** Start of Material supplied **

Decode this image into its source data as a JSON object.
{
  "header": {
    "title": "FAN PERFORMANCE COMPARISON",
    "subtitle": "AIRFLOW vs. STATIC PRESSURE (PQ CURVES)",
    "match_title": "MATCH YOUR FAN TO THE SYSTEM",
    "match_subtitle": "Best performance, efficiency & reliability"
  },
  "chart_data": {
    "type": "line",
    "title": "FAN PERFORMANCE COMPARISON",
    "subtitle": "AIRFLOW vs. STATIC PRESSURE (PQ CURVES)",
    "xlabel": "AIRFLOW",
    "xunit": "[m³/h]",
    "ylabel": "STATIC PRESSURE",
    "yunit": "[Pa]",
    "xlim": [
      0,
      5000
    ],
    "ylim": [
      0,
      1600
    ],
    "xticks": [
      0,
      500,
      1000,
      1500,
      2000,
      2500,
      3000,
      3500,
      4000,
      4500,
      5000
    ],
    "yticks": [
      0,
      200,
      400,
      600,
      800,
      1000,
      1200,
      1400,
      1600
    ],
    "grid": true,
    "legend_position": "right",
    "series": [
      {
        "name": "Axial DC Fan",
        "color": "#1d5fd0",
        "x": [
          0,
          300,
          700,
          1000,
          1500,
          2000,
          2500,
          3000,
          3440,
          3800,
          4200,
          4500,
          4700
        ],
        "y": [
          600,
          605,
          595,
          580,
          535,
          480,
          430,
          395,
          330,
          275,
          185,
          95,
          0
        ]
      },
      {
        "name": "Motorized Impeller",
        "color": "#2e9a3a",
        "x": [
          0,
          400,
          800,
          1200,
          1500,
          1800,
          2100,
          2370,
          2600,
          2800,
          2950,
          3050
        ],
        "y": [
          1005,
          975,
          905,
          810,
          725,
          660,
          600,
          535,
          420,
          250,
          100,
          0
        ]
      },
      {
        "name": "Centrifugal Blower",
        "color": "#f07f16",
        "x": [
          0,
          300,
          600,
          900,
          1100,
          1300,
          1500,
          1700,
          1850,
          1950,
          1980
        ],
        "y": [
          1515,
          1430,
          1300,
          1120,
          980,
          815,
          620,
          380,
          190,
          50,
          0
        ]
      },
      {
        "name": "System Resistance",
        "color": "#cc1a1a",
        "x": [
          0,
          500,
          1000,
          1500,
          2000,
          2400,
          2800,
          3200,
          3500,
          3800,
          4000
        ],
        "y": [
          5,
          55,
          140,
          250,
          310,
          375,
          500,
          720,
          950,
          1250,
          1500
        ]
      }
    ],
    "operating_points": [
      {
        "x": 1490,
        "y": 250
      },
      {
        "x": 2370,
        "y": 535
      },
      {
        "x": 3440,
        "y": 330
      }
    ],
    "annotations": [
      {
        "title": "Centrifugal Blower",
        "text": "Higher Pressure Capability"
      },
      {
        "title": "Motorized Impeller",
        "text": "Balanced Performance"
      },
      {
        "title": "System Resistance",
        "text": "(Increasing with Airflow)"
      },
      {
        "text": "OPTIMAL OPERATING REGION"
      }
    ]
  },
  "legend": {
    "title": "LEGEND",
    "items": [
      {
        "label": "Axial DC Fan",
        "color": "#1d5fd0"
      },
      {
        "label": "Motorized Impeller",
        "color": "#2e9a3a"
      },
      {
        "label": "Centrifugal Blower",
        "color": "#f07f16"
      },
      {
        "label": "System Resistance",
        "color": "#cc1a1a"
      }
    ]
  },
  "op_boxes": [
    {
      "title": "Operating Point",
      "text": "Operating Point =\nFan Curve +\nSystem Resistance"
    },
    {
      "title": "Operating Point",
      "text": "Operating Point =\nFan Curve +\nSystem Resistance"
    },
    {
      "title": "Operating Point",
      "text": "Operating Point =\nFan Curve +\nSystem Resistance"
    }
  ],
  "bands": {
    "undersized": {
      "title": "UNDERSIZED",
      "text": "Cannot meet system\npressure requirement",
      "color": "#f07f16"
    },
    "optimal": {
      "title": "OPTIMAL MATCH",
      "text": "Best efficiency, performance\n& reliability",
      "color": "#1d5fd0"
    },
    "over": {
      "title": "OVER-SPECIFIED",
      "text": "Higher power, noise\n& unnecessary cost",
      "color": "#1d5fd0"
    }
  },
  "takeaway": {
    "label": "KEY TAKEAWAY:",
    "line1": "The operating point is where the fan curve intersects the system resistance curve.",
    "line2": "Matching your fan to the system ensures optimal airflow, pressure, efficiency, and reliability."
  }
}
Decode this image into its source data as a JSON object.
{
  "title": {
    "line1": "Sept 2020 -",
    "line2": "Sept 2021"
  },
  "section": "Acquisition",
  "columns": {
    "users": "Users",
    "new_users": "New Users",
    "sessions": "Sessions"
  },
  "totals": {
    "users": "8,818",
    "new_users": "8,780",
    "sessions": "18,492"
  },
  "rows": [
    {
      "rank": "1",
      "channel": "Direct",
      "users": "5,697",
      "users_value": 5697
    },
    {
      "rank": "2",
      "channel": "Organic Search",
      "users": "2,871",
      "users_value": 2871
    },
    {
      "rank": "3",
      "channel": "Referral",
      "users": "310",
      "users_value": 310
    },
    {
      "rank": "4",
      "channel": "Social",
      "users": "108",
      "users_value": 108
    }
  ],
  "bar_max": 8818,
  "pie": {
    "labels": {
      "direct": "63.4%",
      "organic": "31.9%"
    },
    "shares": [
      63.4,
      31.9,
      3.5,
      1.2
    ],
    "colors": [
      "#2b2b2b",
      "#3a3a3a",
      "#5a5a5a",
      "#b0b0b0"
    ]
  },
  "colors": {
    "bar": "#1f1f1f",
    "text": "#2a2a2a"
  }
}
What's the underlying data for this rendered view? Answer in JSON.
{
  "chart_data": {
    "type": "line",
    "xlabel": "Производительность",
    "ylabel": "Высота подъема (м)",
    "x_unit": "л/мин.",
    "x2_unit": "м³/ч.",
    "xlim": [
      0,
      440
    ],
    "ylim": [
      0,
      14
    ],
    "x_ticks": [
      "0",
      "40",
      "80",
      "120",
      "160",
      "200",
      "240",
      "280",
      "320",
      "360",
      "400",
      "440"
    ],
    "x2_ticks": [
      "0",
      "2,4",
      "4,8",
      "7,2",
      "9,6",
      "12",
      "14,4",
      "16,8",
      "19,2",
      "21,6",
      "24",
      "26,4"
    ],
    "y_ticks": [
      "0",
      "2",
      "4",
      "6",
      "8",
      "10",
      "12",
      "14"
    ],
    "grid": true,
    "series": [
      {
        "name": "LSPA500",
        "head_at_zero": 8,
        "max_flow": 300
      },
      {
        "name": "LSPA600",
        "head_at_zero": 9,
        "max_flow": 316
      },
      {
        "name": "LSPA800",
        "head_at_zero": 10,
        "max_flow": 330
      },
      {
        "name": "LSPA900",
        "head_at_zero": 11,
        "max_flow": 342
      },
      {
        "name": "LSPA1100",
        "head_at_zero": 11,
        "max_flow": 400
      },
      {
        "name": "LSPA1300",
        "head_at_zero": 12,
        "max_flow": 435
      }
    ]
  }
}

** End of Material supplied **

--- Problem to solve ---
Check each line of the records for the word "Best", and show the lines that contain it.

--- Written reply ---
    "match_subtitle": "Best performance, efficiency & reliability"
      "text": "Best efficiency, performance\n& reliability",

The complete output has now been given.